§ **Items**
· · · ·

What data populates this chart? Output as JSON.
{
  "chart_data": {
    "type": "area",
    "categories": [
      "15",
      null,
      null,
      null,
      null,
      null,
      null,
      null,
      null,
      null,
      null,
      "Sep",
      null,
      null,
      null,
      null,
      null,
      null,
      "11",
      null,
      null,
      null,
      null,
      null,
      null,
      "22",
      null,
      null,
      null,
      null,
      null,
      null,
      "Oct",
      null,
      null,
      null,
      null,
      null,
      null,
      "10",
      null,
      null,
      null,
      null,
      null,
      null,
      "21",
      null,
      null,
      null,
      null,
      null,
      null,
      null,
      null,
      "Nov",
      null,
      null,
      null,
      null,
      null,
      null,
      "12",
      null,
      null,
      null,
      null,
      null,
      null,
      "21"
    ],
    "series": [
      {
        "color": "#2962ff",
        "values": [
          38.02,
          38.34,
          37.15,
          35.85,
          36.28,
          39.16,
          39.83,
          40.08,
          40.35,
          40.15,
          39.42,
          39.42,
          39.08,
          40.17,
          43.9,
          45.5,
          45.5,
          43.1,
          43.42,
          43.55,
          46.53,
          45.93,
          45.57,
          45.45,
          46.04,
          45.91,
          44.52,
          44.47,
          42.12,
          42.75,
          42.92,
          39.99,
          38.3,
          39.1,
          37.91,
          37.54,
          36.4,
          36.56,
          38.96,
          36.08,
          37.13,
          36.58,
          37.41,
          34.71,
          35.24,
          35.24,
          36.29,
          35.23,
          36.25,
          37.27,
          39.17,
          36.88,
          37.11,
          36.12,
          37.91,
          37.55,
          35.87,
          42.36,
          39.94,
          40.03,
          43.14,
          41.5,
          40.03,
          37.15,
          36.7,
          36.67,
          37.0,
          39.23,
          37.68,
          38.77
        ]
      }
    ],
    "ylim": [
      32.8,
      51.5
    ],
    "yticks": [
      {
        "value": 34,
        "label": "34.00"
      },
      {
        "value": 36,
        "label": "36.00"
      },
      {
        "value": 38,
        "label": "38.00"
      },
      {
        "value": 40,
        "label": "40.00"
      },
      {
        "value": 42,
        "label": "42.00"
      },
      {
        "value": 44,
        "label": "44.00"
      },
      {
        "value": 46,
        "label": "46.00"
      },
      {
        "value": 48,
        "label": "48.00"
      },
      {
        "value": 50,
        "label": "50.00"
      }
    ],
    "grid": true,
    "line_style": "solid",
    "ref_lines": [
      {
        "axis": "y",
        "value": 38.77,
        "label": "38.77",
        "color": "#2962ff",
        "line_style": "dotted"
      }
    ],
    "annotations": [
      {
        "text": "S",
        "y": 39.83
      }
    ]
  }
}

· · · ·

§ **Aim**
Extract the complete set of records unchanged.

§ **Answer in full**
What data populates this chart? Output as JSON.
{
  "chart_data": {
    "type": "area",
    "categories": [
      "15",
      null,
      null,
      null,
      null,
      null,
      null,
      null,
      null,
      null,
      null,
      "Sep",
      null,
      null,
      null,
      null,
      null,
      null,
      "11",
      null,
      null,
      null,
      null,
      null,
      null,
      "22",
      null,
      null,
      null,
      null,
      null,
      null,
      "Oct",
      null,
      null,
      null,
      null,
      null,
      null,
      "10",
      null,
      null,
      null,
      null,
      null,
      null,
      "21",
      null,
      null,
      null,
      null,
      null,
      null,
      null,
      null,
      "Nov",
      null,
      null,
      null,
      null,
      null,
      null,
      "12",
      null,
      null,
      null,
      null,
      null,
      null,
      "21"
    ],
    "series": [
      {
        "color": "#2962ff",
        "values": [
          38.02,
          38.34,
          37.15,
          35.85,
          36.28,
          39.16,
          39.83,
          40.08,
          40.35,
          40.15,
          39.42,
          39.42,
          39.08,
          40.17,
          43.9,
          45.5,
          45.5,
          43.1,
          43.42,
          43.55,
          46.53,
          45.93,
          45.57,
          45.45,
          46.04,
          45.91,
          44.52,
          44.47,
          42.12,
          42.75,
          42.92,
          39.99,
          38.3,
          39.1,
          37.91,
          37.54,
          36.4,
          36.56,
          38.96,
          36.08,
          37.13,
          36.58,
          37.41,
          34.71,
          35.24,
          35.24,
          36.29,
          35.23,
          36.25,
          37.27,
          39.17,
          36.88,
          37.11,
          36.12,
          37.91,
          37.55,
          35.87,
          42.36,
          39.94,
          40.03,
          43.14,
          41.5,
          40.03,
          37.15,
          36.7,
          36.67,
          37.0,
          39.23,
          37.68,
          38.77
        ]
      }
    ],
    "ylim": [
      32.8,
      51.5
    ],
    "yticks": [
      {
        "value": 34,
        "label": "34.00"
      },
      {
        "value": 36,
        "label": "36.00"
      },
      {
        "value": 38,
        "label": "38.00"
      },
      {
        "value": 40,
        "label": "40.00"
      },
      {
        "value": 42,
        "label": "42.00"
      },
      {
        "value": 44,
        "label": "44.00"
      },
      {
        "value": 46,
        "label": "46.00"
      },
      {
        "value": 48,
        "label": "48.00"
      },
      {
        "value": 50,
        "label": "50.00"
      }
    ],
    "grid": true,
    "line_style": "solid",
    "ref_lines": [
      {
        "axis": "y",
        "value": 38.77,
        "label": "38.77",
        "color": "#2962ff",
        "line_style": "dotted"
      }
    ],
    "annotations": [
      {
        "text": "S",
        "y": 39.83
      }
    ]
  }
}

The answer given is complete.